>> start SUPPLIED MATERIAL

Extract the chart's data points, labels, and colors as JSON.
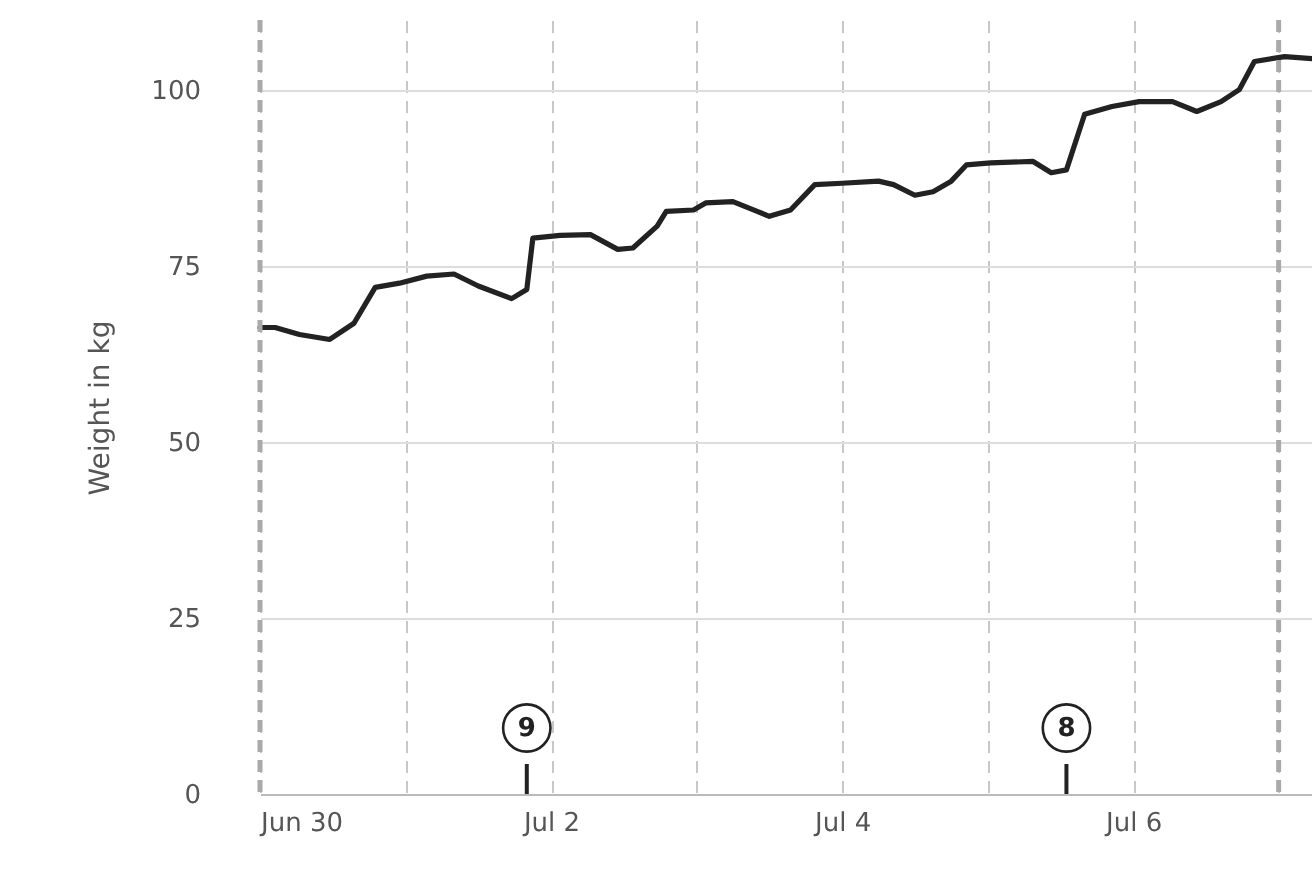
{
  "chart_data": {
    "type": "line",
    "ylabel": "Weight in kg",
    "x": [
      "--06-30T00:00",
      "--06-30T02:30",
      "--06-30T06:30",
      "--06-30T11:30",
      "--06-30T15:30",
      "--06-30T19:00",
      "--06-30T23:00",
      "--07-01T03:30",
      "--07-01T08:00",
      "--07-01T12:00",
      "--07-01T17:30",
      "--07-01T20:00",
      "--07-01T21:00",
      "--07-02T01:30",
      "--07-02T06:30",
      "--07-02T11:00",
      "--07-02T13:30",
      "--07-02T17:30",
      "--07-02T19:00",
      "--07-02T23:30",
      "--07-03T01:30",
      "--07-03T06:00",
      "--07-03T10:00",
      "--07-03T12:00",
      "--07-03T15:30",
      "--07-03T19:30",
      "--07-04T00:00",
      "--07-04T06:00",
      "--07-04T08:30",
      "--07-04T12:00",
      "--07-04T15:00",
      "--07-04T18:00",
      "--07-04T20:30",
      "--07-05T00:30",
      "--07-05T07:30",
      "--07-05T10:30",
      "--07-05T13:00",
      "--07-05T16:00",
      "--07-05T20:30",
      "--07-06T01:00",
      "--07-06T06:30",
      "--07-06T10:30",
      "--07-06T14:30",
      "--07-06T17:30",
      "--07-06T20:00",
      "--07-07T01:00",
      "--07-07T05:30"
    ],
    "series": [
      {
        "color": "#222222",
        "values": [
          66.3,
          66.3,
          65.3,
          64.6,
          66.9,
          72.0,
          72.6,
          73.6,
          73.9,
          72.2,
          70.4,
          71.7,
          79.0,
          79.4,
          79.5,
          77.4,
          77.6,
          80.7,
          82.8,
          83.0,
          84.0,
          84.2,
          82.8,
          82.1,
          83.0,
          86.6,
          86.8,
          87.1,
          86.6,
          85.1,
          85.6,
          87.1,
          89.4,
          89.7,
          89.9,
          88.3,
          88.7,
          96.6,
          97.7,
          98.4,
          98.4,
          97.0,
          98.4,
          100.1,
          104.1,
          104.8,
          104.5
        ]
      }
    ],
    "xlim": [
      "--06-30T00:00",
      "--07-07T05:30"
    ],
    "xticks": [
      {
        "value": "--06-30",
        "label": "Jun 30"
      },
      {
        "value": "--07-01",
        "label": null
      },
      {
        "value": "--07-02",
        "label": "Jul 2"
      },
      {
        "value": "--07-03",
        "label": null
      },
      {
        "value": "--07-04",
        "label": "Jul 4"
      },
      {
        "value": "--07-05",
        "label": null
      },
      {
        "value": "--07-06",
        "label": "Jul 6"
      },
      {
        "value": "--07-07",
        "label": null
      }
    ],
    "ylim": [
      0,
      110
    ],
    "yticks": [
      0,
      25,
      50,
      75,
      100
    ],
    "grid": true,
    "marker": "none",
    "line_style": "solid",
    "ref_lines": [
      {
        "axis": "x",
        "value": "--06-30",
        "color": "#aaaaaa",
        "line_style": "dashed"
      },
      {
        "axis": "x",
        "value": "--07-07",
        "color": "#aaaaaa",
        "line_style": "dashed"
      }
    ],
    "annotations": [
      {
        "text": "9",
        "x": "--07-01T20:00"
      },
      {
        "text": "8",
        "x": "--07-05T13:00"
      }
    ]
  }
}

>> end SUPPLIED MATERIAL

Pictures stay out of the copy; please restate every record above exactly.

Extract the chart's data points, labels, and colors as JSON.
{
  "chart_data": {
    "type": "line",
    "ylabel": "Weight in kg",
    "x": [
      "--06-30T00:00",
      "--06-30T02:30",
      "--06-30T06:30",
      "--06-30T11:30",
      "--06-30T15:30",
      "--06-30T19:00",
      "--06-30T23:00",
      "--07-01T03:30",
      "--07-01T08:00",
      "--07-01T12:00",
      "--07-01T17:30",
      "--07-01T20:00",
      "--07-01T21:00",
      "--07-02T01:30",
      "--07-02T06:30",
      "--07-02T11:00",
      "--07-02T13:30",
      "--07-02T17:30",
      "--07-02T19:00",
      "--07-02T23:30",
      "--07-03T01:30",
      "--07-03T06:00",
      "--07-03T10:00",
      "--07-03T12:00",
      "--07-03T15:30",
      "--07-03T19:30",
      "--07-04T00:00",
      "--07-04T06:00",
      "--07-04T08:30",
      "--07-04T12:00",
      "--07-04T15:00",
      "--07-04T18:00",
      "--07-04T20:30",
      "--07-05T00:30",
      "--07-05T07:30",
      "--07-05T10:30",
      "--07-05T13:00",
      "--07-05T16:00",
      "--07-05T20:30",
      "--07-06T01:00",
      "--07-06T06:30",
      "--07-06T10:30",
      "--07-06T14:30",
      "--07-06T17:30",
      "--07-06T20:00",
      "--07-07T01:00",
      "--07-07T05:30"
    ],
    "series": [
      {
        "color": "#222222",
        "values": [
          66.3,
          66.3,
          65.3,
          64.6,
          66.9,
          72.0,
          72.6,
          73.6,
          73.9,
          72.2,
          70.4,
          71.7,
          79.0,
          79.4,
          79.5,
          77.4,
          77.6,
          80.7,
          82.8,
          83.0,
          84.0,
          84.2,
          82.8,
          82.1,
          83.0,
          86.6,
          86.8,
          87.1,
          86.6,
          85.1,
          85.6,
          87.1,
          89.4,
          89.7,
          89.9,
          88.3,
          88.7,
          96.6,
          97.7,
          98.4,
          98.4,
          97.0,
          98.4,
          100.1,
          104.1,
          104.8,
          104.5
        ]
      }
    ],
    "xlim": [
      "--06-30T00:00",
      "--07-07T05:30"
    ],
    "xticks": [
      {
        "value": "--06-30",
        "label": "Jun 30"
      },
      {
        "value": "--07-01",
        "label": null
      },
      {
        "value": "--07-02",
        "label": "Jul 2"
      },
      {
        "value": "--07-03",
        "label": null
      },
      {
        "value": "--07-04",
        "label": "Jul 4"
      },
      {
        "value": "--07-05",
        "label": null
      },
      {
        "value": "--07-06",
        "label": "Jul 6"
      },
      {
        "value": "--07-07",
        "label": null
      }
    ],
    "ylim": [
      0,
      110
    ],
    "yticks": [
      0,
      25,
      50,
      75,
      100
    ],
    "grid": true,
    "marker": "none",
    "line_style": "solid",
    "ref_lines": [
      {
        "axis": "x",
        "value": "--06-30",
        "color": "#aaaaaa",
        "line_style": "dashed"
      },
      {
        "axis": "x",
        "value": "--07-07",
        "color": "#aaaaaa",
        "line_style": "dashed"
      }
    ],
    "annotations": [
      {
        "text": "9",
        "x": "--07-01T20:00"
      },
      {
        "text": "8",
        "x": "--07-05T13:00"
      }
    ]
  }
}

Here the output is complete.